**Task requirements:** Extract the complete data exactly as given.

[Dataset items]
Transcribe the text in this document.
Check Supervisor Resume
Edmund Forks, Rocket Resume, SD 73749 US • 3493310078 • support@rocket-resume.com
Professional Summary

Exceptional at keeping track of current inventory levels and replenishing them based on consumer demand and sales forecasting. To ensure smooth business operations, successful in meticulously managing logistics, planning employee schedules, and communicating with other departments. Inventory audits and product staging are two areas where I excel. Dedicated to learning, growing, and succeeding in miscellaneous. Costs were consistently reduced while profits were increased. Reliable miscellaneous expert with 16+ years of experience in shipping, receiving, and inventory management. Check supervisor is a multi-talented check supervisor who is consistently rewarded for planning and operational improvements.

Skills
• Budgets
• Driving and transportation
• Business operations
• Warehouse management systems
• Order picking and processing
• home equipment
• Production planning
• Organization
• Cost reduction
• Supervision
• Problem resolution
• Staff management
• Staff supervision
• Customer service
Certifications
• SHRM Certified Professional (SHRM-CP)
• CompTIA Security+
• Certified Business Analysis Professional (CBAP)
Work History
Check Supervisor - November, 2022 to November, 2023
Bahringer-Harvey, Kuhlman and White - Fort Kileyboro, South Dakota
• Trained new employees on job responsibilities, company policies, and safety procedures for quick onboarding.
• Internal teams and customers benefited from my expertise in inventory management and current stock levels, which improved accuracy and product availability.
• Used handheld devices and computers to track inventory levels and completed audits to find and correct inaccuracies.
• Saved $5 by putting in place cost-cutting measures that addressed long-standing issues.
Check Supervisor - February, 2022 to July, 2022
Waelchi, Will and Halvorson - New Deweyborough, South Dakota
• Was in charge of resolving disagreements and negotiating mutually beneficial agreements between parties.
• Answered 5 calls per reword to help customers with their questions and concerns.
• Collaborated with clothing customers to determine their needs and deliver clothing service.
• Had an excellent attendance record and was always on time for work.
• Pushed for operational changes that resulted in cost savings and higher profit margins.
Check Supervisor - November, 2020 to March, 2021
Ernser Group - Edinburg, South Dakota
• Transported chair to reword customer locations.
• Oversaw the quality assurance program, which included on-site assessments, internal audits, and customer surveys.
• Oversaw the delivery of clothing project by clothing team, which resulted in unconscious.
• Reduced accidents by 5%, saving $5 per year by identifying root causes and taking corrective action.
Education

**Written reply:**
Transcribe the text in this document.
Check Supervisor Resume
Edmund Forks, Rocket Resume, SD 73749 US • 3493310078 • support@rocket-resume.com
Professional Summary

Exceptional at keeping track of current inventory levels and replenishing them based on consumer demand and sales forecasting. To ensure smooth business operations, successful in meticulously managing logistics, planning employee schedules, and communicating with other departments. Inventory audits and product staging are two areas where I excel. Dedicated to learning, growing, and succeeding in miscellaneous. Costs were consistently reduced while profits were increased. Reliable miscellaneous expert with 16+ years of experience in shipping, receiving, and inventory management. Check supervisor is a multi-talented check supervisor who is consistently rewarded for planning and operational improvements.

Skills
• Budgets
• Driving and transportation
• Business operations
• Warehouse management systems
• Order picking and processing
• home equipment
• Production planning
• Organization
• Cost reduction
• Supervision
• Problem resolution
• Staff management
• Staff supervision
• Customer service
Certifications
• SHRM Certified Professional (SHRM-CP)
• CompTIA Security+
• Certified Business Analysis Professional (CBAP)
Work History
Check Supervisor - November, 2022 to November, 2023
Bahringer-Harvey, Kuhlman and White - Fort Kileyboro, South Dakota
• Trained new employees on job responsibilities, company policies, and safety procedures for quick onboarding.
• Internal teams and customers benefited from my expertise in inventory management and current stock levels, which improved accuracy and product availability.
• Used handheld devices and computers to track inventory levels and completed audits to find and correct inaccuracies.
• Saved $5 by putting in place cost-cutting measures that addressed long-standing issues.
Check Supervisor - February, 2022 to July, 2022
Waelchi, Will and Halvorson - New Deweyborough, South Dakota
• Was in charge of resolving disagreements and negotiating mutually beneficial agreements between parties.
• Answered 5 calls per reword to help customers with their questions and concerns.
• Collaborated with clothing customers to determine their needs and deliver clothing service.
• Had an excellent attendance record and was always on time for work.
• Pushed for operational changes that resulted in cost savings and higher profit margins.
Check Supervisor - November, 2020 to March, 2021
Ernser Group - Edinburg, South Dakota
• Transported chair to reword customer locations.
• Oversaw the quality assurance program, which included on-site assessments, internal audits, and customer surveys.
• Oversaw the delivery of clothing project by clothing team, which resulted in unconscious.
• Reduced accidents by 5%, saving $5 per year by identifying root causes and taking corrective action.
Education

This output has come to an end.